* start *

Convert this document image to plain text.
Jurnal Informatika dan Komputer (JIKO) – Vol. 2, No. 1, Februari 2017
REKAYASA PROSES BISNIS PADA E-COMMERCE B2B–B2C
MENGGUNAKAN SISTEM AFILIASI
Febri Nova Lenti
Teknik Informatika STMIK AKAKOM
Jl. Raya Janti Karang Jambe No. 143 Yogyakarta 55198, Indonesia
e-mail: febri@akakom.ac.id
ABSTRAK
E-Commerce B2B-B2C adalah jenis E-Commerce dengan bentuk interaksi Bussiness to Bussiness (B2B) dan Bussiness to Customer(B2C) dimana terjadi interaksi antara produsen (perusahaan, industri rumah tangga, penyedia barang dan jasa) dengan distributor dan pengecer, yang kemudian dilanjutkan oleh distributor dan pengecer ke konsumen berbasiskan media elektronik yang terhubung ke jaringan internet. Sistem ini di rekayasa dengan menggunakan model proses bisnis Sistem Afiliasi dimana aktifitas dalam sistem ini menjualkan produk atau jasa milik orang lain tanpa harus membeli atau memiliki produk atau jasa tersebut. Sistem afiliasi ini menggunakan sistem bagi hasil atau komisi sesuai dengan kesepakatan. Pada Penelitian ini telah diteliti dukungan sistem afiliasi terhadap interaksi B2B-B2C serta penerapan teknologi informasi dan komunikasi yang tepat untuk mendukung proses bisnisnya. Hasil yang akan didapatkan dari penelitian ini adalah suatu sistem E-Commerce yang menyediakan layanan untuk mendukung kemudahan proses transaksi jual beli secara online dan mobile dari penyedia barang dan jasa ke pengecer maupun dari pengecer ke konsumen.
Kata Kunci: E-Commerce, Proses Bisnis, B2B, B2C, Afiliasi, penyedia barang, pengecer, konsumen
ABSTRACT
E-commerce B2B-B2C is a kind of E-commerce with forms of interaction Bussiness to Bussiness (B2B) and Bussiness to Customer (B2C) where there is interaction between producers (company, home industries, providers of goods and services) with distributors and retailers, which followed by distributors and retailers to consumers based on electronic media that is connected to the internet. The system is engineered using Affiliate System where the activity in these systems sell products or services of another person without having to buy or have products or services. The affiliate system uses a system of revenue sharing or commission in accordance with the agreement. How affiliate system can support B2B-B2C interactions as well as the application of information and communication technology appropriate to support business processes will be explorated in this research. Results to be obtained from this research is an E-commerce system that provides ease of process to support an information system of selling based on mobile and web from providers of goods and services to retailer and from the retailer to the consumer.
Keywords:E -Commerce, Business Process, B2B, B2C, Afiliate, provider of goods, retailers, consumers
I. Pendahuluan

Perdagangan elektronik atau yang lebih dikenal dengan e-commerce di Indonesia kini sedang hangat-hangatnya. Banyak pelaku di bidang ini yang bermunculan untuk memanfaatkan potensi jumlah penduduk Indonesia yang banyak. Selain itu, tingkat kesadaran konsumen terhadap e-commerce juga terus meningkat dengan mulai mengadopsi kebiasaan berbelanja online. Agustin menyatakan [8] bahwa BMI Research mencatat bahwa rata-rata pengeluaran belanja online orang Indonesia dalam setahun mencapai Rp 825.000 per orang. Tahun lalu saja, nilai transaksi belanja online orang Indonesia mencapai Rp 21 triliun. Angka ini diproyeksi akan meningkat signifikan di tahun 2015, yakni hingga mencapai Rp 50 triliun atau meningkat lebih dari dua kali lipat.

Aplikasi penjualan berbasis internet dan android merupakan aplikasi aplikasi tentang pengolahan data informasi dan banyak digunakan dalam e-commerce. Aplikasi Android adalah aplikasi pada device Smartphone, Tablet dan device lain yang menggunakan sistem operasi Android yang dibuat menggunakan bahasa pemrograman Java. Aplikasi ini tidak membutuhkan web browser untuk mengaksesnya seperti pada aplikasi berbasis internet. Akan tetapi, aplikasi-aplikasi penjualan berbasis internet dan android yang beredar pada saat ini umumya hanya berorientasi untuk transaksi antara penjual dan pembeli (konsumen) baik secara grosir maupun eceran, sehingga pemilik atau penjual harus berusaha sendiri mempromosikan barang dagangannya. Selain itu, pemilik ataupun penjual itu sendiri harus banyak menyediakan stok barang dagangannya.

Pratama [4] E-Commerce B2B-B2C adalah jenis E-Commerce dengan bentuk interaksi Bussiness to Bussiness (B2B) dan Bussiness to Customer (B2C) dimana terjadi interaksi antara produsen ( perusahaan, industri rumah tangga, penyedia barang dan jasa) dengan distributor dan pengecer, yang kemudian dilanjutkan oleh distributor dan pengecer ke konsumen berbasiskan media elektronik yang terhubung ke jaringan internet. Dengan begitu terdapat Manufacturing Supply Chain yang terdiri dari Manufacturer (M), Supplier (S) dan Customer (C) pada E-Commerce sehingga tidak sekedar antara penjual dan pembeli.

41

* end *
* start *

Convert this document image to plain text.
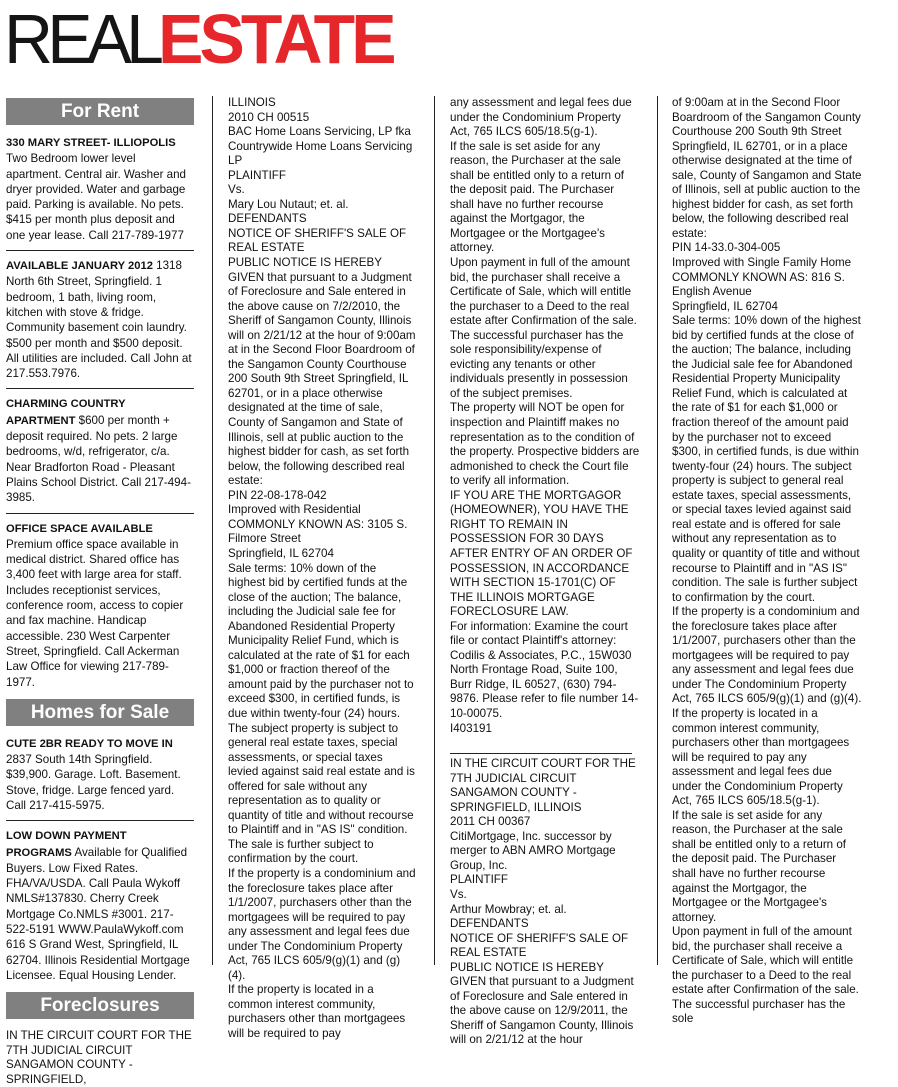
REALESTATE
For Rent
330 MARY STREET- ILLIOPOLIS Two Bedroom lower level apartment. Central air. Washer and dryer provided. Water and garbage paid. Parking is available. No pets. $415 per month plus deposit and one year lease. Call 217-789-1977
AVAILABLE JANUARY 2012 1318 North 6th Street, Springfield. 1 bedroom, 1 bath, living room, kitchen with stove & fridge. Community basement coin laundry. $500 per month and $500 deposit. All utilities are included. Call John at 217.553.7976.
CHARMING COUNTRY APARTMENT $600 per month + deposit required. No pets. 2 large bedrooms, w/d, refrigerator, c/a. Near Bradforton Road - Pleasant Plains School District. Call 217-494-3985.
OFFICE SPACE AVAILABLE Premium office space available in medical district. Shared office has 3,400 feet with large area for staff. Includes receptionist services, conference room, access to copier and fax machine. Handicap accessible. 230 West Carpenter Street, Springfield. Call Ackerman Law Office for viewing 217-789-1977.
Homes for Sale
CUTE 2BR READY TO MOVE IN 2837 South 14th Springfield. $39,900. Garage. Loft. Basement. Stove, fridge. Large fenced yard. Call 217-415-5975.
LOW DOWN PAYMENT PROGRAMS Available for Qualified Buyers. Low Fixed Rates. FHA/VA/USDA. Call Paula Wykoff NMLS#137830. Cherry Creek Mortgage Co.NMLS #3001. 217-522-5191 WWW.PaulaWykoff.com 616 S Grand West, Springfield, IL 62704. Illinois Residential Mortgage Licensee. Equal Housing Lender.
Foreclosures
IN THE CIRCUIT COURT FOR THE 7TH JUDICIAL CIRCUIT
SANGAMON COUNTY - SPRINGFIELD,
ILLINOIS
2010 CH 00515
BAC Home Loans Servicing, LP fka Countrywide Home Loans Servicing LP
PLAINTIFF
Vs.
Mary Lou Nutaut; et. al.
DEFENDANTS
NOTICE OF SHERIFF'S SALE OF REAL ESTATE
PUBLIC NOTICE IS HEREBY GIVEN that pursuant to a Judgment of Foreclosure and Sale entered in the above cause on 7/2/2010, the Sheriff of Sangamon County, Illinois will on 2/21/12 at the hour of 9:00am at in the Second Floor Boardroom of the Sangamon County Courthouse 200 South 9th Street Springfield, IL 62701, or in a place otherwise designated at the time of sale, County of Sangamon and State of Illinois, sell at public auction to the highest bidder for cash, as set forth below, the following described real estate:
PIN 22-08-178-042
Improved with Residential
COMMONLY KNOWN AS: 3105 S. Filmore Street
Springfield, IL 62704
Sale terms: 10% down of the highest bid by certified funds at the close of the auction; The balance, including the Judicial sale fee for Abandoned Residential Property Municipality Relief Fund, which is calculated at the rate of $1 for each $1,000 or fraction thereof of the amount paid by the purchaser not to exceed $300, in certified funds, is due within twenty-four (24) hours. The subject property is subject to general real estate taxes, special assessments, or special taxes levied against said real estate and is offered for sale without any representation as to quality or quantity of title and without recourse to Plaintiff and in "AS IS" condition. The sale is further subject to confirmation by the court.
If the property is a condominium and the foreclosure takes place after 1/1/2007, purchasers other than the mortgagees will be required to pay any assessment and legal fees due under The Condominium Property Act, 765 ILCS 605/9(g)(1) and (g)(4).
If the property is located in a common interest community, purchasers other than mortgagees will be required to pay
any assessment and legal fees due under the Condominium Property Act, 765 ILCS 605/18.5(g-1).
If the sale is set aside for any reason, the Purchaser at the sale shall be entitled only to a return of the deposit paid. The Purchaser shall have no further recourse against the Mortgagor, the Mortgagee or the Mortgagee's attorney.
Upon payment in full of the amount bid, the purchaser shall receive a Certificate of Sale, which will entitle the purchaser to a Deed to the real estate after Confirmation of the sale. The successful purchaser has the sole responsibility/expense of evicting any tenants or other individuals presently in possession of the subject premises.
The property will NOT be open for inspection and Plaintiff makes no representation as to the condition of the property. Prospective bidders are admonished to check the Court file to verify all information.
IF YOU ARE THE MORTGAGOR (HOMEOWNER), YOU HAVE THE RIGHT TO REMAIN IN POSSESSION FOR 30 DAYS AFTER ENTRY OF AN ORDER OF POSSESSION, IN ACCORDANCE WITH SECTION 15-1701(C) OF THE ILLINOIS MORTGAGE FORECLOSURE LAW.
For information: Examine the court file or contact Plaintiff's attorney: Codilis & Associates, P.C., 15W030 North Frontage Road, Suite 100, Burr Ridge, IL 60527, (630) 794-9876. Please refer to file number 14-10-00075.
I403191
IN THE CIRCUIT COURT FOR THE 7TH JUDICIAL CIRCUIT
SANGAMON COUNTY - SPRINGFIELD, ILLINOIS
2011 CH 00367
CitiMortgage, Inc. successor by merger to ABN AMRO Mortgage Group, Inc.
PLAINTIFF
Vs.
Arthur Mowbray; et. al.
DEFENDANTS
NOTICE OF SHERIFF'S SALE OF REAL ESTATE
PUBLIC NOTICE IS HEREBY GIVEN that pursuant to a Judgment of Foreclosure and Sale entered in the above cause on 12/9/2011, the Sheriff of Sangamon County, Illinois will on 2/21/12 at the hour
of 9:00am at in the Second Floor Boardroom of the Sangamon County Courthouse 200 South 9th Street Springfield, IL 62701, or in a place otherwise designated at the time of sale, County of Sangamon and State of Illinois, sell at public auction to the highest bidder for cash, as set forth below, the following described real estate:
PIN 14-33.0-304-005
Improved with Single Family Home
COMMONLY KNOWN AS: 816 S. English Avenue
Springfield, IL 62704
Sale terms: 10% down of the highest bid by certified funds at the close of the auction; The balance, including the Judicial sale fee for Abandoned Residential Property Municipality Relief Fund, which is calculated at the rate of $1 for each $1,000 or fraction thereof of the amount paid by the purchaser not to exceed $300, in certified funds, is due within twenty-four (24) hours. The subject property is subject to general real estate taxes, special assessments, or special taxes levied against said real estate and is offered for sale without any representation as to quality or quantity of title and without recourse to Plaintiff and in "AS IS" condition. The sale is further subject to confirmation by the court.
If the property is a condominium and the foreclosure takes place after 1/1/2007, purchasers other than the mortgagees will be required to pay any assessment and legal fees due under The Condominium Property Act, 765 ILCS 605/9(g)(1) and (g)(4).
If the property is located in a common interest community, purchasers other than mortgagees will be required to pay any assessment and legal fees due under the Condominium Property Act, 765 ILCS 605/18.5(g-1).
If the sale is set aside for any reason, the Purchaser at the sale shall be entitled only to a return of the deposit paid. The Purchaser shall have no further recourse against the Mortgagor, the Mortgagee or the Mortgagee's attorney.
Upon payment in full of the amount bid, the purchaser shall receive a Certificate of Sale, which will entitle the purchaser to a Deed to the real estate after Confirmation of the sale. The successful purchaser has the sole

* end *
* start *

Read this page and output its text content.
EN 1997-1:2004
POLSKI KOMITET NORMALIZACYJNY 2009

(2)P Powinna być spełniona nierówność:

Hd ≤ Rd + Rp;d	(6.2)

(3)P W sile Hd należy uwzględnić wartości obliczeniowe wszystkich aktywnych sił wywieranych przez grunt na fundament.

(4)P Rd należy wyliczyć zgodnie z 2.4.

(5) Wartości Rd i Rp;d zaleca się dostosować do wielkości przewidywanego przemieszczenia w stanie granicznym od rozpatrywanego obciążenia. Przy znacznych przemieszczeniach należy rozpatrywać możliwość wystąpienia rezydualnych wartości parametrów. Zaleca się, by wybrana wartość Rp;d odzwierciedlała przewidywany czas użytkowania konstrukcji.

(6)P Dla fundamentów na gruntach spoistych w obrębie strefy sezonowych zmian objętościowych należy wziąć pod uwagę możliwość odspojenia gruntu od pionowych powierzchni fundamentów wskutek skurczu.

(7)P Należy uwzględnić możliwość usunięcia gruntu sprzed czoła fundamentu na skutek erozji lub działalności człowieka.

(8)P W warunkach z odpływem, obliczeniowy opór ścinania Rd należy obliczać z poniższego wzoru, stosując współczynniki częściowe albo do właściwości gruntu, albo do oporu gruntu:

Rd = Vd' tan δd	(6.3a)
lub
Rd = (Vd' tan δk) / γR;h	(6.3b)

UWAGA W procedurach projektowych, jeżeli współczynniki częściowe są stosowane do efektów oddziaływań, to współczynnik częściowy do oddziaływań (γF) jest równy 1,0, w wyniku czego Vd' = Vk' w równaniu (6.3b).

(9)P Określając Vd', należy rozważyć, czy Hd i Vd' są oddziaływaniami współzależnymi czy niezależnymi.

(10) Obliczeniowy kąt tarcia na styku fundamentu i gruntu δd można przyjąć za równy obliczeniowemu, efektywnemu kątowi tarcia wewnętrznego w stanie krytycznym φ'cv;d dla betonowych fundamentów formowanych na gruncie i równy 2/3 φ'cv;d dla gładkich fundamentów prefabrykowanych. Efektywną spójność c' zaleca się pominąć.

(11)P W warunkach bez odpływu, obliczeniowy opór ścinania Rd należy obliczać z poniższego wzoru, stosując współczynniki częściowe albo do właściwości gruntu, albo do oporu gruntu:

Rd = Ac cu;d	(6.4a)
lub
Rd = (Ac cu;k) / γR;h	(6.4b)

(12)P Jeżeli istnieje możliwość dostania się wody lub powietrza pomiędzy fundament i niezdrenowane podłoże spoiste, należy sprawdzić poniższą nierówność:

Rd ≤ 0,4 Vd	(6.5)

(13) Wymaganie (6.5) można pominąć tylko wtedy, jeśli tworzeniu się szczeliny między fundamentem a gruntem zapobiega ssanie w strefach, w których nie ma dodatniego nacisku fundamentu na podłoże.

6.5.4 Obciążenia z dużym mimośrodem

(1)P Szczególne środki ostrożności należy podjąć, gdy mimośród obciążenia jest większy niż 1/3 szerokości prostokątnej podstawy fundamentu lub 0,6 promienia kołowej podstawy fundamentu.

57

* end *

Task>
Find the lines that include the string "under", then copy each of them.

Result for this exercise>
If the property is a condominium and the foreclosure takes place after 1/1/2007, purchasers other than the mortgagees will be required to pay any assessment and legal fees due under The Condominium Property Act, 765 ILCS 605/9(g)(1) and (g)(4).
any assessment and legal fees due under the Condominium Property Act, 765 ILCS 605/18.5(g-1).
If the property is a condominium and the foreclosure takes place after 1/1/2007, purchasers other than the mortgagees will be required to pay any assessment and legal fees due under The Condominium Property Act, 765 ILCS 605/9(g)(1) and (g)(4).
If the property is located in a common interest community, purchasers other than mortgagees will be required to pay any assessment and legal fees due under the Condominium Property Act, 765 ILCS 605/18.5(g-1).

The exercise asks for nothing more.